(begin)
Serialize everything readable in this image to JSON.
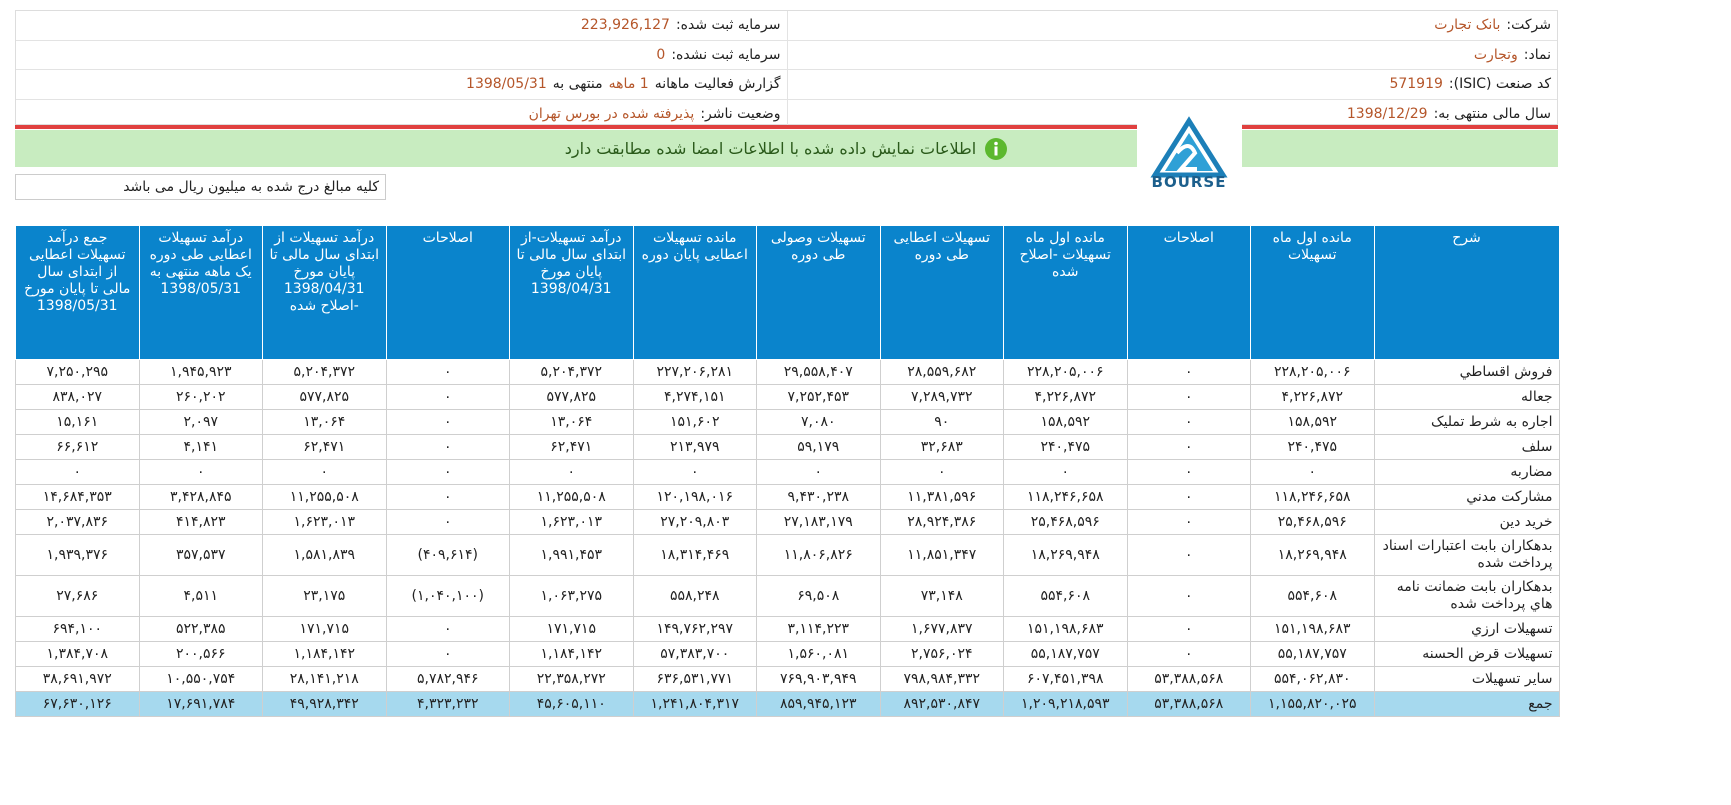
{
  "header": {
    "company": {
      "label": "شرکت:",
      "value": "بانک تجارت"
    },
    "symbol": {
      "label": "نماد:",
      "value": "وتجارت"
    },
    "isic": {
      "label": "کد صنعت (ISIC):",
      "value": "571919"
    },
    "fiscal_year": {
      "label": "سال مالی منتهی به:",
      "value": "1398/12/29"
    },
    "registered_capital": {
      "label": "سرمایه ثبت شده:",
      "value": "223,926,127"
    },
    "unregistered_capital": {
      "label": "سرمایه ثبت نشده:",
      "value": "0"
    },
    "report": {
      "label": "گزارش فعالیت ماهانه",
      "period": "1 ماهه",
      "ending": "منتهی به",
      "date": "1398/05/31"
    },
    "status": {
      "label": "وضعیت ناشر:",
      "value": "پذیرفته شده در بورس تهران"
    }
  },
  "notice": "اطلاعات نمایش داده شده با اطلاعات امضا شده مطابقت دارد",
  "unit_note": "کلیه مبالغ درج شده به میلیون ریال می باشد",
  "logo": {
    "text": "BOURSE"
  },
  "table": {
    "columns": [
      "شرح",
      "مانده اول ماه تسهیلات",
      "اصلاحات",
      "مانده اول ماه تسهیلات -اصلاح شده",
      "تسهیلات اعطایی طی دوره",
      "تسهیلات وصولی طی دوره",
      "مانده تسهیلات اعطایی پایان دوره",
      "درآمد تسهیلات-از ابتدای سال مالی تا پایان مورخ 1398/04/31",
      "اصلاحات",
      "درآمد تسهیلات از ابتدای سال مالی تا پایان مورخ 1398/04/31 -اصلاح شده",
      "درآمد تسهیلات اعطایی طی دوره یک ماهه منتهی به 1398/05/31",
      "جمع درآمد تسهیلات اعطایی از ابتدای سال مالی تا پایان مورخ 1398/05/31"
    ],
    "rows": [
      [
        "فروش اقساطي",
        "۲۲۸,۲۰۵,۰۰۶",
        "۰",
        "۲۲۸,۲۰۵,۰۰۶",
        "۲۸,۵۵۹,۶۸۲",
        "۲۹,۵۵۸,۴۰۷",
        "۲۲۷,۲۰۶,۲۸۱",
        "۵,۲۰۴,۳۷۲",
        "۰",
        "۵,۲۰۴,۳۷۲",
        "۱,۹۴۵,۹۲۳",
        "۷,۲۵۰,۲۹۵"
      ],
      [
        "جعاله",
        "۴,۲۲۶,۸۷۲",
        "۰",
        "۴,۲۲۶,۸۷۲",
        "۷,۲۸۹,۷۳۲",
        "۷,۲۵۲,۴۵۳",
        "۴,۲۷۴,۱۵۱",
        "۵۷۷,۸۲۵",
        "۰",
        "۵۷۷,۸۲۵",
        "۲۶۰,۲۰۲",
        "۸۳۸,۰۲۷"
      ],
      [
        "اجاره به شرط تمليک",
        "۱۵۸,۵۹۲",
        "۰",
        "۱۵۸,۵۹۲",
        "۹۰",
        "۷,۰۸۰",
        "۱۵۱,۶۰۲",
        "۱۳,۰۶۴",
        "۰",
        "۱۳,۰۶۴",
        "۲,۰۹۷",
        "۱۵,۱۶۱"
      ],
      [
        "سلف",
        "۲۴۰,۴۷۵",
        "۰",
        "۲۴۰,۴۷۵",
        "۳۲,۶۸۳",
        "۵۹,۱۷۹",
        "۲۱۳,۹۷۹",
        "۶۲,۴۷۱",
        "۰",
        "۶۲,۴۷۱",
        "۴,۱۴۱",
        "۶۶,۶۱۲"
      ],
      [
        "مضاربه",
        "۰",
        "۰",
        "۰",
        "۰",
        "۰",
        "۰",
        "۰",
        "۰",
        "۰",
        "۰",
        "۰"
      ],
      [
        "مشارکت مدني",
        "۱۱۸,۲۴۶,۶۵۸",
        "۰",
        "۱۱۸,۲۴۶,۶۵۸",
        "۱۱,۳۸۱,۵۹۶",
        "۹,۴۳۰,۲۳۸",
        "۱۲۰,۱۹۸,۰۱۶",
        "۱۱,۲۵۵,۵۰۸",
        "۰",
        "۱۱,۲۵۵,۵۰۸",
        "۳,۴۲۸,۸۴۵",
        "۱۴,۶۸۴,۳۵۳"
      ],
      [
        "خريد دين",
        "۲۵,۴۶۸,۵۹۶",
        "۰",
        "۲۵,۴۶۸,۵۹۶",
        "۲۸,۹۲۴,۳۸۶",
        "۲۷,۱۸۳,۱۷۹",
        "۲۷,۲۰۹,۸۰۳",
        "۱,۶۲۳,۰۱۳",
        "۰",
        "۱,۶۲۳,۰۱۳",
        "۴۱۴,۸۲۳",
        "۲,۰۳۷,۸۳۶"
      ],
      [
        "بدهکاران بابت اعتبارات اسناد پرداخت شده",
        "۱۸,۲۶۹,۹۴۸",
        "۰",
        "۱۸,۲۶۹,۹۴۸",
        "۱۱,۸۵۱,۳۴۷",
        "۱۱,۸۰۶,۸۲۶",
        "۱۸,۳۱۴,۴۶۹",
        "۱,۹۹۱,۴۵۳",
        "(۴۰۹,۶۱۴)",
        "۱,۵۸۱,۸۳۹",
        "۳۵۷,۵۳۷",
        "۱,۹۳۹,۳۷۶"
      ],
      [
        "بدهکاران بابت ضمانت نامه هاي پرداخت شده",
        "۵۵۴,۶۰۸",
        "۰",
        "۵۵۴,۶۰۸",
        "۷۳,۱۴۸",
        "۶۹,۵۰۸",
        "۵۵۸,۲۴۸",
        "۱,۰۶۳,۲۷۵",
        "(۱,۰۴۰,۱۰۰)",
        "۲۳,۱۷۵",
        "۴,۵۱۱",
        "۲۷,۶۸۶"
      ],
      [
        "تسهيلات ارزي",
        "۱۵۱,۱۹۸,۶۸۳",
        "۰",
        "۱۵۱,۱۹۸,۶۸۳",
        "۱,۶۷۷,۸۳۷",
        "۳,۱۱۴,۲۲۳",
        "۱۴۹,۷۶۲,۲۹۷",
        "۱۷۱,۷۱۵",
        "۰",
        "۱۷۱,۷۱۵",
        "۵۲۲,۳۸۵",
        "۶۹۴,۱۰۰"
      ],
      [
        "تسهيلات قرض الحسنه",
        "۵۵,۱۸۷,۷۵۷",
        "۰",
        "۵۵,۱۸۷,۷۵۷",
        "۲,۷۵۶,۰۲۴",
        "۱,۵۶۰,۰۸۱",
        "۵۷,۳۸۳,۷۰۰",
        "۱,۱۸۴,۱۴۲",
        "۰",
        "۱,۱۸۴,۱۴۲",
        "۲۰۰,۵۶۶",
        "۱,۳۸۴,۷۰۸"
      ],
      [
        "ساير تسهيلات",
        "۵۵۴,۰۶۲,۸۳۰",
        "۵۳,۳۸۸,۵۶۸",
        "۶۰۷,۴۵۱,۳۹۸",
        "۷۹۸,۹۸۴,۳۳۲",
        "۷۶۹,۹۰۳,۹۴۹",
        "۶۳۶,۵۳۱,۷۷۱",
        "۲۲,۳۵۸,۲۷۲",
        "۵,۷۸۲,۹۴۶",
        "۲۸,۱۴۱,۲۱۸",
        "۱۰,۵۵۰,۷۵۴",
        "۳۸,۶۹۱,۹۷۲"
      ],
      [
        "جمع",
        "۱,۱۵۵,۸۲۰,۰۲۵",
        "۵۳,۳۸۸,۵۶۸",
        "۱,۲۰۹,۲۱۸,۵۹۳",
        "۸۹۲,۵۳۰,۸۴۷",
        "۸۵۹,۹۴۵,۱۲۳",
        "۱,۲۴۱,۸۰۴,۳۱۷",
        "۴۵,۶۰۵,۱۱۰",
        "۴,۳۲۳,۲۳۲",
        "۴۹,۹۲۸,۳۴۲",
        "۱۷,۶۹۱,۷۸۴",
        "۶۷,۶۳۰,۱۲۶"
      ]
    ]
  }
}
(end)
• **Direction**: Search the data for "مانده". Copy every matching line.

• **Task solution**:
      "مانده اول ماه تسهیلات",
      "مانده اول ماه تسهیلات -اصلاح شده",
      "مانده تسهیلات اعطایی پایان دوره",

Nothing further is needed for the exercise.